● Problems to work on:
- a) In the ssh-keysign.c patch below, under what condition can the sessionid now be 32 bytes?
- b) Resume the ssh-keysign.c patch below, picking up right after its last line.

● Excerpt provided:
━━━━━━━━━━━━━━━━━━━━━━━━━━━━━━

From 603e68f1a29c954f0c08a08b3f429956008ac244 Mon Sep 17 00:00:00 2001
From: Damien Miller <djm@mindrot.org>
Date: Sun, 23 Apr 2006 12:05:32 +1000
Subject:    - dtucker@cvs.openbsd.org 2006/04/02 08:34:52      [ssh-keysign.c]
      sessionid can be 32 bytes now too when sha256 kex is used; ok djm@

---
 ssh-keysign.c | 6 +++---
 1 file changed, 3 insertions(+), 3 deletions(-)

(limited to 'ssh-keysign.c')

diff --git a/ssh-keysign.c b/ssh-keysign.c
index 1f78c7a05..017af5307 100644
--- a/ssh-keysign.c
+++ b/ssh-keysign.c
@@ -1,4 +1,4 @@
-/* $OpenBSD: ssh-keysign.c,v 1.22 2006/03/25 13:17:02 djm Exp $ */
+/* $OpenBSD: ssh-keysign.c,v 1.23 2006/04/02 08:34:52 dtucker Exp $ */
 /*
  * Copyright (c) 2002 Markus Friedl.  All rights reserved.

━━━━━━━━━━━━━━━━━━━━━━━━━━━━━━

● Document understanding data:
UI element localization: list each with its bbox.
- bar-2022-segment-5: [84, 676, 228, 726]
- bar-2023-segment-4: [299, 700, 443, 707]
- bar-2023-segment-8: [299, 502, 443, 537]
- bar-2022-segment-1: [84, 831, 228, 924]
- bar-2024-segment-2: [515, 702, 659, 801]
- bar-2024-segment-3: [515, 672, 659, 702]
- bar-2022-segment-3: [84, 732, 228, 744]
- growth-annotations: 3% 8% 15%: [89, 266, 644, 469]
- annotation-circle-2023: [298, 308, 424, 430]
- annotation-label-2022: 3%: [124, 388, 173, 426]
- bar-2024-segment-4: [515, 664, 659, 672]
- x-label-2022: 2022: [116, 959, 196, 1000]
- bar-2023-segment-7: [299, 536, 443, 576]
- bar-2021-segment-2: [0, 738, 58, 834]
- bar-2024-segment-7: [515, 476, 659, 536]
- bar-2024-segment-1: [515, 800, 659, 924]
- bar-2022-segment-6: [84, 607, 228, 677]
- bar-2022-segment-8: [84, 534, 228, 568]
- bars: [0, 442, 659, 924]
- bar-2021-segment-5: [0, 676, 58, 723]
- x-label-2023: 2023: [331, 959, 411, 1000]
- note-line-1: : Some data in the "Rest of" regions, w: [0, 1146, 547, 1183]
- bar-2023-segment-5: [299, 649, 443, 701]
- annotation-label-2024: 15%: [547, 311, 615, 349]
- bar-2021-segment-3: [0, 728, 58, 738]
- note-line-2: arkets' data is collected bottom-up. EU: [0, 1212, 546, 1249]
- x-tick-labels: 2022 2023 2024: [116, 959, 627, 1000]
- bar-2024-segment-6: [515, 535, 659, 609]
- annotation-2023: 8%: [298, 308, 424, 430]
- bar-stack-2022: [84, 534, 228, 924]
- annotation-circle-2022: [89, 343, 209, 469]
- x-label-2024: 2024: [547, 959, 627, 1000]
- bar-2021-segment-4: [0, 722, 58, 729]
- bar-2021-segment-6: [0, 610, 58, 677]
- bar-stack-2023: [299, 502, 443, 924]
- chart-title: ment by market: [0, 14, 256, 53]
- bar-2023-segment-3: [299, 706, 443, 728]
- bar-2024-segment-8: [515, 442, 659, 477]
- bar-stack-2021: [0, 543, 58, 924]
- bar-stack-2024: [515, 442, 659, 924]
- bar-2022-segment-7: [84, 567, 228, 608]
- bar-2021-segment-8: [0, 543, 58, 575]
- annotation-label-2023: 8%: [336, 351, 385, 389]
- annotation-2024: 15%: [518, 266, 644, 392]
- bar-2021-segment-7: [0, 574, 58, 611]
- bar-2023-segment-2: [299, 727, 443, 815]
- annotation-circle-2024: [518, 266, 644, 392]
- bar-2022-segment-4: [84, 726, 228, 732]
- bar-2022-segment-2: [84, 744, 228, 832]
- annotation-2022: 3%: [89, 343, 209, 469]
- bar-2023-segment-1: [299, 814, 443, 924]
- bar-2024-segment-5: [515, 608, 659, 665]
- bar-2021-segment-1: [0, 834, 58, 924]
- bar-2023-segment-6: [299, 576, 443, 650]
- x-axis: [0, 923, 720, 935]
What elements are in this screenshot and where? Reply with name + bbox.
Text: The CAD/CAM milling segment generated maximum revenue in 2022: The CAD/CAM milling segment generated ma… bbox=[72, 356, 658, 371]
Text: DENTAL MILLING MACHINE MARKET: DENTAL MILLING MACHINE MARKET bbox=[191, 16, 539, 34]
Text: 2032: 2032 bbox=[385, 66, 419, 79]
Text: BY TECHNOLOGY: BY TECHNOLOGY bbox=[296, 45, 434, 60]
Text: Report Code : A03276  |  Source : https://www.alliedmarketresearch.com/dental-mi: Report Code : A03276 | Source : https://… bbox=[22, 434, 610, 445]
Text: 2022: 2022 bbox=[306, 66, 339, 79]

━━━━━━━━━━━━━━━━━━━━━━━━━━━━━━

● Your written answers:
- a) When sha256 kex is used.

- b)
  *
@@ -68,9 +68,9 @@ valid_request(struct passwd *pw, char *host, Key **ret, u_char *data,
 	buffer_init(&b);
 	buffer_append(&b, data, datalen);
 
-	/* session id, currently limited to SHA1 (20 bytes) */
+	/* session id, currently limited to SHA1 (20 bytes) or SHA256 (32) */
 	p = buffer_get_string(&b, &len);
-	if (len != 20)
+	if (len != 20 && len != 32)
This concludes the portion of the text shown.